■ **Aim**
Look through the material and copy each line holding "text".

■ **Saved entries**

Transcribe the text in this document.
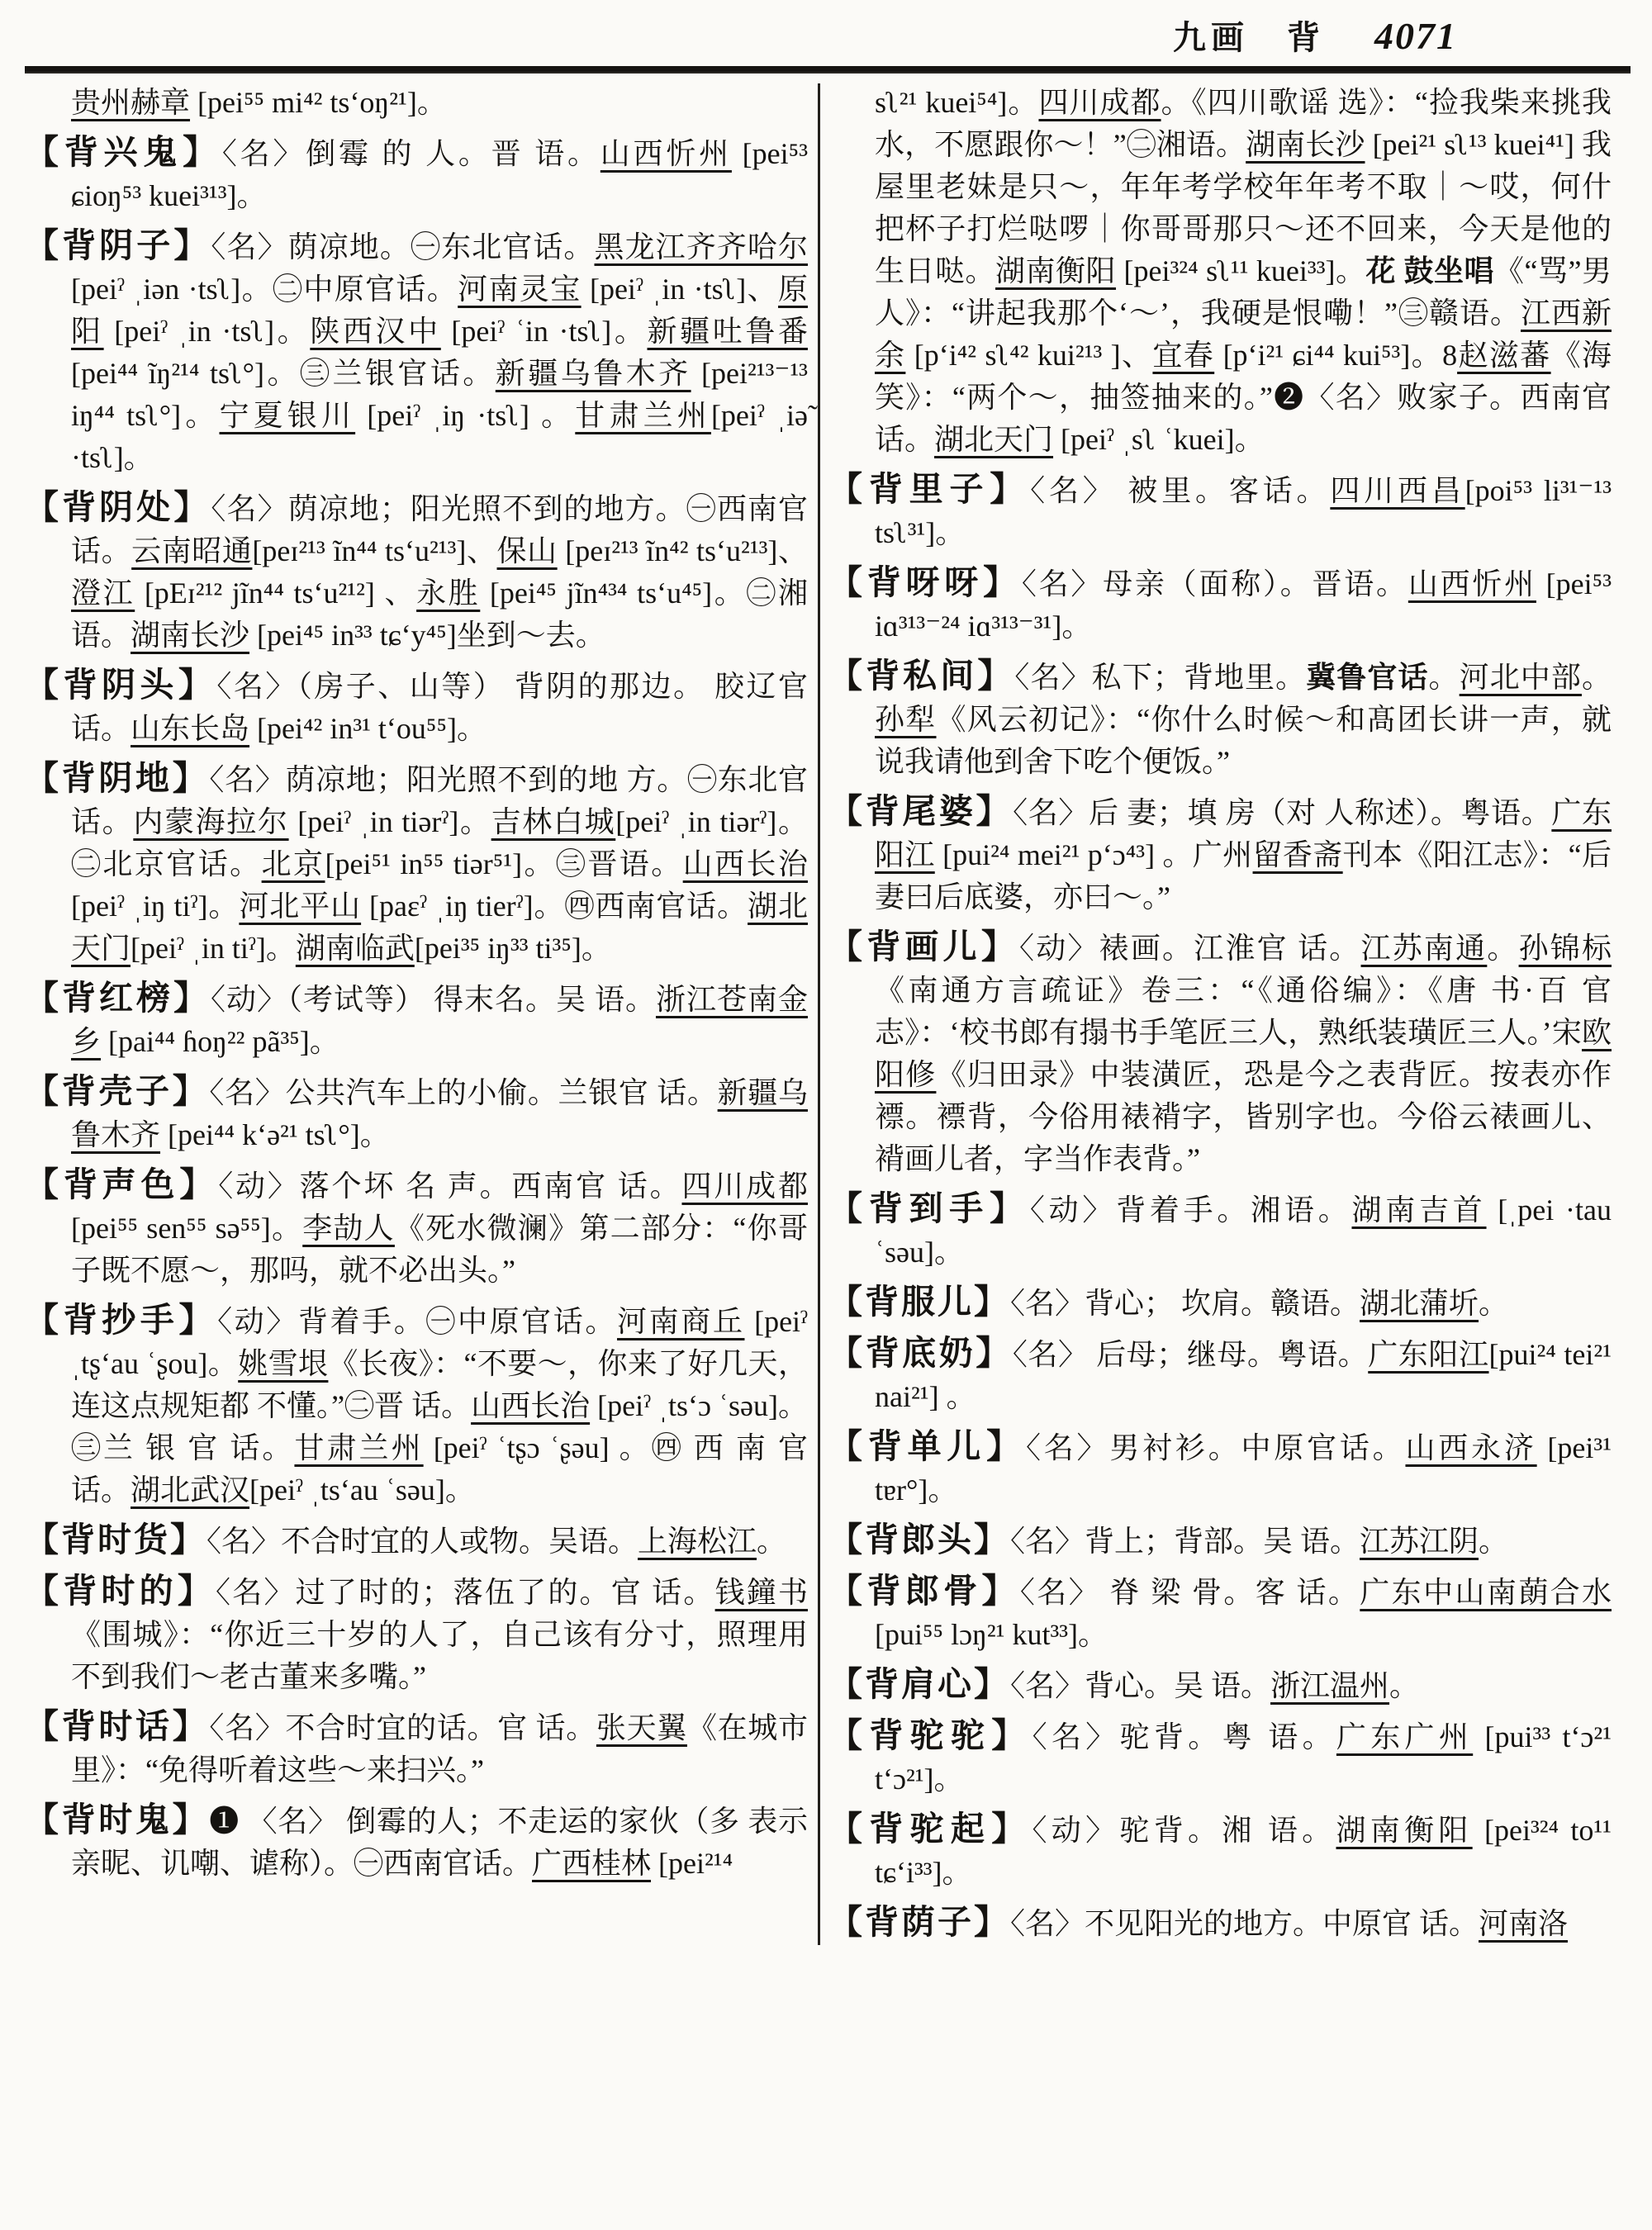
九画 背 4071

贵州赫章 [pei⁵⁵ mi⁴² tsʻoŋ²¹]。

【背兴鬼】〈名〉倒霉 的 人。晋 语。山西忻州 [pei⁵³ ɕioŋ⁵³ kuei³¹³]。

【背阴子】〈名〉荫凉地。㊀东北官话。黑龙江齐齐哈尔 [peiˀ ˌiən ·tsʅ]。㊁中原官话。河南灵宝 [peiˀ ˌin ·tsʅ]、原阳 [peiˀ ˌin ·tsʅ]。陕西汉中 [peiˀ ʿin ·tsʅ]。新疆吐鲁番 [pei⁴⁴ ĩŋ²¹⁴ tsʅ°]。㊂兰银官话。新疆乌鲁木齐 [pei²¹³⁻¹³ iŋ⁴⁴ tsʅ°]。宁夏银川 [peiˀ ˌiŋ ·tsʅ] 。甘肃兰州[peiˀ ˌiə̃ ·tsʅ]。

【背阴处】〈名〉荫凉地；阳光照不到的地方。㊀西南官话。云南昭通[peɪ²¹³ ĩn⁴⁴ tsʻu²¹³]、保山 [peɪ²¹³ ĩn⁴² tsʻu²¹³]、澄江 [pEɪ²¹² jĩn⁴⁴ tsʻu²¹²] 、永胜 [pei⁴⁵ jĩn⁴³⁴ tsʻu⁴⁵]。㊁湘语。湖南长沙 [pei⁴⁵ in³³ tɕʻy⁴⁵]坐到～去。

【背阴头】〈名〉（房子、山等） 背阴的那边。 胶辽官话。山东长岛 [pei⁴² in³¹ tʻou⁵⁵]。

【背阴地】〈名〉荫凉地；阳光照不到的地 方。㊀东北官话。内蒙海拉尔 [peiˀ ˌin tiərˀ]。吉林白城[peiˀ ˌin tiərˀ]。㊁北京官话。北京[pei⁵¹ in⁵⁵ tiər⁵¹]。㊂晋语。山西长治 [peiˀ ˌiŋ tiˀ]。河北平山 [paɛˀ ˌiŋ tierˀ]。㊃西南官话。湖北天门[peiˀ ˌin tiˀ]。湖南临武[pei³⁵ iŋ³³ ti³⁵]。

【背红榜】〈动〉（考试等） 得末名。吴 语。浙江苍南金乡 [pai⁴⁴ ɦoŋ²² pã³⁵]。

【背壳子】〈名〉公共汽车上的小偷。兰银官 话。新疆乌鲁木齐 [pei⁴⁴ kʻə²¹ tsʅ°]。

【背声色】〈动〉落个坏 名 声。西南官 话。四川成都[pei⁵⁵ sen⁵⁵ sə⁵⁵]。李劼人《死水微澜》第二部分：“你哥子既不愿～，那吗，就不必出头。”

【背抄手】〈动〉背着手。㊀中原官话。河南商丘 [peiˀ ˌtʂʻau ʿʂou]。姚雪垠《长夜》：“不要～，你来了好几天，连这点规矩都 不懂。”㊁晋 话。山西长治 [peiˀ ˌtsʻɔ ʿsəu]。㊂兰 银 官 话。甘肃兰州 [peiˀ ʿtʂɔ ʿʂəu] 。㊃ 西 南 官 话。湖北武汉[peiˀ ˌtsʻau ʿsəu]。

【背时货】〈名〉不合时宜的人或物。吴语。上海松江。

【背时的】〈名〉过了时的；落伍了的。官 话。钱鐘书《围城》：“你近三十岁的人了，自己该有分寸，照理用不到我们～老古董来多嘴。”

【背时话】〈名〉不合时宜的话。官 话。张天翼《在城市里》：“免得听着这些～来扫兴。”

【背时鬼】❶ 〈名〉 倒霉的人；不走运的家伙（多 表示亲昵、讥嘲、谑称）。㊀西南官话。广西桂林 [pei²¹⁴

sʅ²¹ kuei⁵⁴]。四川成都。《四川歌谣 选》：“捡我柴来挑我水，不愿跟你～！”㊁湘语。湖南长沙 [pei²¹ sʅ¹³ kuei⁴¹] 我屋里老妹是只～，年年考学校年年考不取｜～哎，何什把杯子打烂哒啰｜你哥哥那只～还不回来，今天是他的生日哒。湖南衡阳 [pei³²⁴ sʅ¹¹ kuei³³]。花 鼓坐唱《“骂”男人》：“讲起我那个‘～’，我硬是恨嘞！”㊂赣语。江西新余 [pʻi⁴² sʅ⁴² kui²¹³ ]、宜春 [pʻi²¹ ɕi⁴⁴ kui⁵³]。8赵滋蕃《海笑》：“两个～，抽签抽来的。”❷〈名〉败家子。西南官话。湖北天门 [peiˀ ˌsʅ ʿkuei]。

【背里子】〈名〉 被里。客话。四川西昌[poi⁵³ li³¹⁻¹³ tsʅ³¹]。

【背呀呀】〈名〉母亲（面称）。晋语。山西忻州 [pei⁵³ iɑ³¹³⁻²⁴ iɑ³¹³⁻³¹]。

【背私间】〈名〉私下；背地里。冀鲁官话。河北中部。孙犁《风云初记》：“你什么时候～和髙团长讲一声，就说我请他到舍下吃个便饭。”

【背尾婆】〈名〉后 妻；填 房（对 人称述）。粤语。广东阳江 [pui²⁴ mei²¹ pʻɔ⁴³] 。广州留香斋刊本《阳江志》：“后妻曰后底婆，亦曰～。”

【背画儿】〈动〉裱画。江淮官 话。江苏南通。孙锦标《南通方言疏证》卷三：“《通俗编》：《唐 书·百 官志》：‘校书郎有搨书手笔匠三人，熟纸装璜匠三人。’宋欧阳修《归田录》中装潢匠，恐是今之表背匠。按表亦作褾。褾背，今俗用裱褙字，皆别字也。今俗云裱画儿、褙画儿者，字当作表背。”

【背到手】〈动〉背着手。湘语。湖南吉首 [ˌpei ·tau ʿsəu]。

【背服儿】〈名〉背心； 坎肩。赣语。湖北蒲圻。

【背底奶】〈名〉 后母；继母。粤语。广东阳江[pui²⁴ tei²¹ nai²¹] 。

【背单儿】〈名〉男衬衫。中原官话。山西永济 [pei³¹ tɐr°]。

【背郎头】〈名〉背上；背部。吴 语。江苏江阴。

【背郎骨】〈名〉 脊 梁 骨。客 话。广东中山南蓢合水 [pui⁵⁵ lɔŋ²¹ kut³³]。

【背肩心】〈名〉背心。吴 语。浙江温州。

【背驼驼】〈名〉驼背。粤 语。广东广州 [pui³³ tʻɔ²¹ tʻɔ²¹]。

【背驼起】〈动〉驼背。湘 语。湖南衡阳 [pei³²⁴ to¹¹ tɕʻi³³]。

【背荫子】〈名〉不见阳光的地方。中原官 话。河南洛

==

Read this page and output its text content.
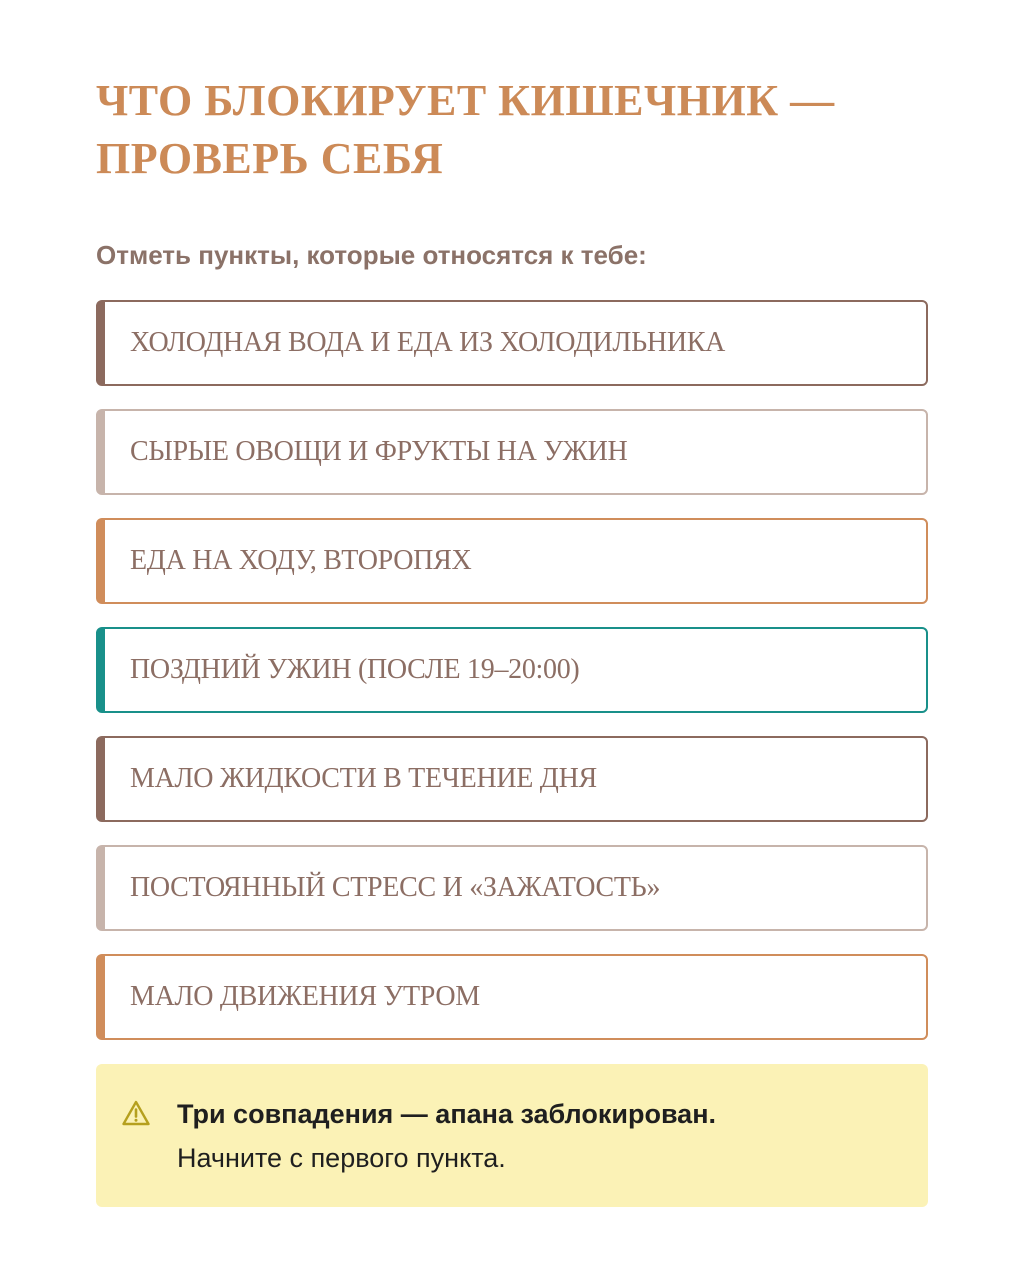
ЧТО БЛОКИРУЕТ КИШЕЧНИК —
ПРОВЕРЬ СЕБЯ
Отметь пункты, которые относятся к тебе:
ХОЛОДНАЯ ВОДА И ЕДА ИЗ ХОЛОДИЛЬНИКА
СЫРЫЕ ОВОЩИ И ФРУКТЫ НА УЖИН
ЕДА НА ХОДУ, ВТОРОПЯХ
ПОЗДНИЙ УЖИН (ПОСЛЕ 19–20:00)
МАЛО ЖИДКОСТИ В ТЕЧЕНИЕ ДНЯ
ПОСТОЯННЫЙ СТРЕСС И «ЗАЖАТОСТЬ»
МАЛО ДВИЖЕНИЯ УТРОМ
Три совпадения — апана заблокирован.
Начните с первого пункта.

■ **Solution**
Transcribe the text in this document.
Read this page and output its text content.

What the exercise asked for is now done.